WHAT IS BEING ASKED:
Note each line of the listing that contains the string "átlag", and copy it.

DATA EXCERPTS:
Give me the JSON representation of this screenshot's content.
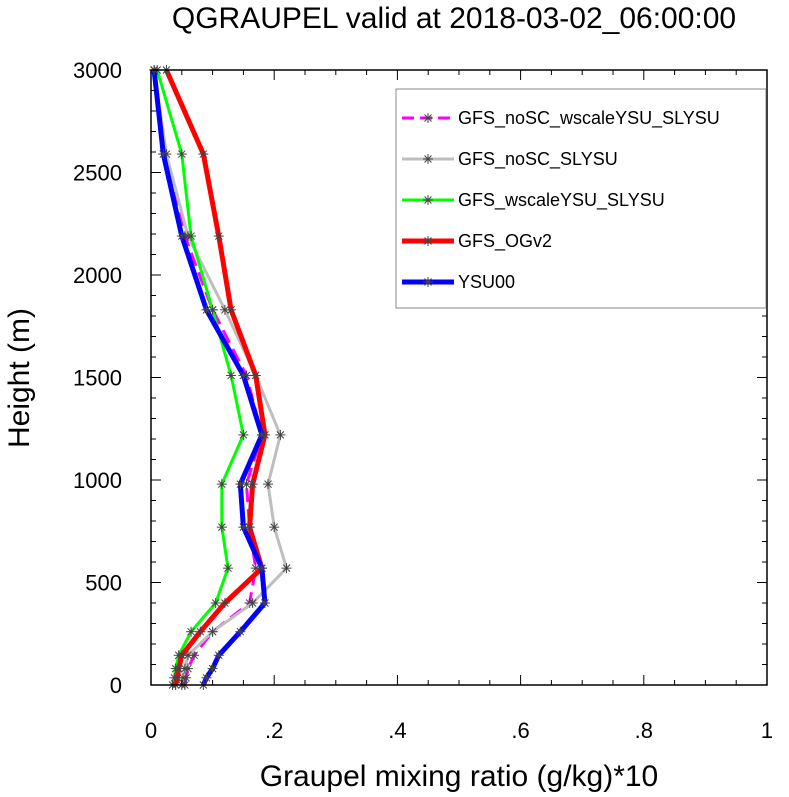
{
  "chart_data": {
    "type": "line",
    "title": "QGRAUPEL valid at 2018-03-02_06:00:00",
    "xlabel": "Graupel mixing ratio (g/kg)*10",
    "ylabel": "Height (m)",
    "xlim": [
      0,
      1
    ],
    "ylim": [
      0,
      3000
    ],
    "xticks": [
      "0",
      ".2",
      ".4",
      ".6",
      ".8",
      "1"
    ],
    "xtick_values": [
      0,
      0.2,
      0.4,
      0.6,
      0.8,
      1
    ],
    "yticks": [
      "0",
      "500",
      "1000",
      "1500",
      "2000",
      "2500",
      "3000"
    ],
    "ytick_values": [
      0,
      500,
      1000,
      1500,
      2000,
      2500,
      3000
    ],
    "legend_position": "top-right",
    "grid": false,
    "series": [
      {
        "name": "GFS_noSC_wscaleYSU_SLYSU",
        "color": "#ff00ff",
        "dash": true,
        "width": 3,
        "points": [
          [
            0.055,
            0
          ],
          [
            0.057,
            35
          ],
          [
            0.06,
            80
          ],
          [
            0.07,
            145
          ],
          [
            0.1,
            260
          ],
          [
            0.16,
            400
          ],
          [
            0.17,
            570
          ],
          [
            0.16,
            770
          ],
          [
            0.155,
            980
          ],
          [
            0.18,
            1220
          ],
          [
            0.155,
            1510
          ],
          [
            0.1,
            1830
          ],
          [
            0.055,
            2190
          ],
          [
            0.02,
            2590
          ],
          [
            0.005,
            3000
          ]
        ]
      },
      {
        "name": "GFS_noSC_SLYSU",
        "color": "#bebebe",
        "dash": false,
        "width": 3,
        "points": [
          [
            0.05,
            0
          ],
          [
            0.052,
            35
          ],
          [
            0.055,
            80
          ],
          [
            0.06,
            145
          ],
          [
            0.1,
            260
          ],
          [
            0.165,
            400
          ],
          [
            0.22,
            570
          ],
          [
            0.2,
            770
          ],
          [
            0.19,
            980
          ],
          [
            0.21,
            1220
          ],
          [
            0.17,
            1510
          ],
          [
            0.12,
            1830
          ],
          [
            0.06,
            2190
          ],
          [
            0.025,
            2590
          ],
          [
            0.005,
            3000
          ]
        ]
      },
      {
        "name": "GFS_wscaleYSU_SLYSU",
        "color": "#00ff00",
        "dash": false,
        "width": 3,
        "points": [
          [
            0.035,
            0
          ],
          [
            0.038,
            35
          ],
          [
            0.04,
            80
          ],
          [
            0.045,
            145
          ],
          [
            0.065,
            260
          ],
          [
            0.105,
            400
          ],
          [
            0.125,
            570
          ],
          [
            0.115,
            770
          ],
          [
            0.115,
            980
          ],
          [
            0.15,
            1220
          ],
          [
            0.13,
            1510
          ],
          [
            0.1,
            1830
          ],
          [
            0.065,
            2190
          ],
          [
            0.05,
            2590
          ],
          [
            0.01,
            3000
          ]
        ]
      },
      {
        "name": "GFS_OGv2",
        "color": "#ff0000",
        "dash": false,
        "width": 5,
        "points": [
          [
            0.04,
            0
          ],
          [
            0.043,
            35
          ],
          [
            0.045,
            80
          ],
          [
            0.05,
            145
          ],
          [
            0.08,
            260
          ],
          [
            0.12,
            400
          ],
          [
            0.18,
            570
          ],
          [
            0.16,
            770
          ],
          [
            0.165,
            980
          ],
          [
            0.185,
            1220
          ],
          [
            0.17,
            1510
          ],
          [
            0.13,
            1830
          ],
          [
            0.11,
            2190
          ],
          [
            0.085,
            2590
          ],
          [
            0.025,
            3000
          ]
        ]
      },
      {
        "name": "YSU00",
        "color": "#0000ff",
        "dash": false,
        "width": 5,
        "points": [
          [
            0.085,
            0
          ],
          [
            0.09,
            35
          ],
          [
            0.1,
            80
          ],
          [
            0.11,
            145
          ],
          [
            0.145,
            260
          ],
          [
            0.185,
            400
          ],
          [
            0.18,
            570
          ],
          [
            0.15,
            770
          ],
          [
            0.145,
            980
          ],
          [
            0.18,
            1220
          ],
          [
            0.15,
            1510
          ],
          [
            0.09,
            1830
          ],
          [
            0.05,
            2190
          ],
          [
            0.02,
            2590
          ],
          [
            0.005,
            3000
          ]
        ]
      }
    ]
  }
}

==

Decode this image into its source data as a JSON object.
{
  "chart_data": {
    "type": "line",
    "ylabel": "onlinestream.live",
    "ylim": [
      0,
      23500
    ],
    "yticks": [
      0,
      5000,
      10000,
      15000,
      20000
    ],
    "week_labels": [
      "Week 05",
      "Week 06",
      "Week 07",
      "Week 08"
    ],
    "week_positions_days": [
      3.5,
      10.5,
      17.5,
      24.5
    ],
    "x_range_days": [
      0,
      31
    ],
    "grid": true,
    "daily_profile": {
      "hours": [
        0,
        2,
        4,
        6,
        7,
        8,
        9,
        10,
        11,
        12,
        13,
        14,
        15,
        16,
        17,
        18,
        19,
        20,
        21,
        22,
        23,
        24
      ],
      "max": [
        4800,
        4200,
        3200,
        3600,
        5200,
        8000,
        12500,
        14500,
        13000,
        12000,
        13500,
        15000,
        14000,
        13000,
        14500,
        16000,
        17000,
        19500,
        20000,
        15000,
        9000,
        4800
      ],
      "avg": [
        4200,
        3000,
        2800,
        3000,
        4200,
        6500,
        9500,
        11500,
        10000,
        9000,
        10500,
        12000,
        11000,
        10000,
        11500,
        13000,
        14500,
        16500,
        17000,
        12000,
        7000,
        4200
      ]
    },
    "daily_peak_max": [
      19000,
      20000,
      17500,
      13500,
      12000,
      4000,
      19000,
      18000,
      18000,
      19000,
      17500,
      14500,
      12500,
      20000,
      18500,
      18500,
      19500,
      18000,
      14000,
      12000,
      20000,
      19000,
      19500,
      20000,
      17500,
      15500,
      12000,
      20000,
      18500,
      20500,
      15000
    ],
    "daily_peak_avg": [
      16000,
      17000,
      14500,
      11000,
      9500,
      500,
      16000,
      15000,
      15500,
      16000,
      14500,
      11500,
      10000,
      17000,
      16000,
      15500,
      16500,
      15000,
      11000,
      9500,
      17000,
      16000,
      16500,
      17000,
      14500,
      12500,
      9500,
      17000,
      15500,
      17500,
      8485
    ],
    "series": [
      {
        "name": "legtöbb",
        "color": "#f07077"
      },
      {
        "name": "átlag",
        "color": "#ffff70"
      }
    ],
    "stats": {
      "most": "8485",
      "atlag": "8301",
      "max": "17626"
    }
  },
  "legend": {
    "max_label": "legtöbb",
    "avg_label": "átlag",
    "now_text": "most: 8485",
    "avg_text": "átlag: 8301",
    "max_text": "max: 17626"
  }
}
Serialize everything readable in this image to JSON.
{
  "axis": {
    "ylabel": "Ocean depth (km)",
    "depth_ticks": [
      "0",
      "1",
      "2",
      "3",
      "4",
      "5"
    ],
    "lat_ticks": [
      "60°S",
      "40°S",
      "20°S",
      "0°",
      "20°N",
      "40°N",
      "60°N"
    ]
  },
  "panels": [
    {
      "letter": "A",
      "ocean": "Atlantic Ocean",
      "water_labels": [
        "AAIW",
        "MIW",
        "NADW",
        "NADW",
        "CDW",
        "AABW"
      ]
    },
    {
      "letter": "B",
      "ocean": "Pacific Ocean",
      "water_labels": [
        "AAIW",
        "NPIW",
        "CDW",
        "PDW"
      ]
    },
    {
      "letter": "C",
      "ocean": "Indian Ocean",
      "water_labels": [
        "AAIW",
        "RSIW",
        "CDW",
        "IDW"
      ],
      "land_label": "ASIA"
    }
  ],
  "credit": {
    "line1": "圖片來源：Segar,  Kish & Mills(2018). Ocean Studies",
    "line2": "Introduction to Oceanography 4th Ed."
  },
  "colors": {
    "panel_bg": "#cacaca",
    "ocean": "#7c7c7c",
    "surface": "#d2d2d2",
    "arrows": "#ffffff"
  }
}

ANSWER TO THE TASK:
        "name": "átlag",
    "avg_label": "átlag",
    "avg_text": "átlag: 8301",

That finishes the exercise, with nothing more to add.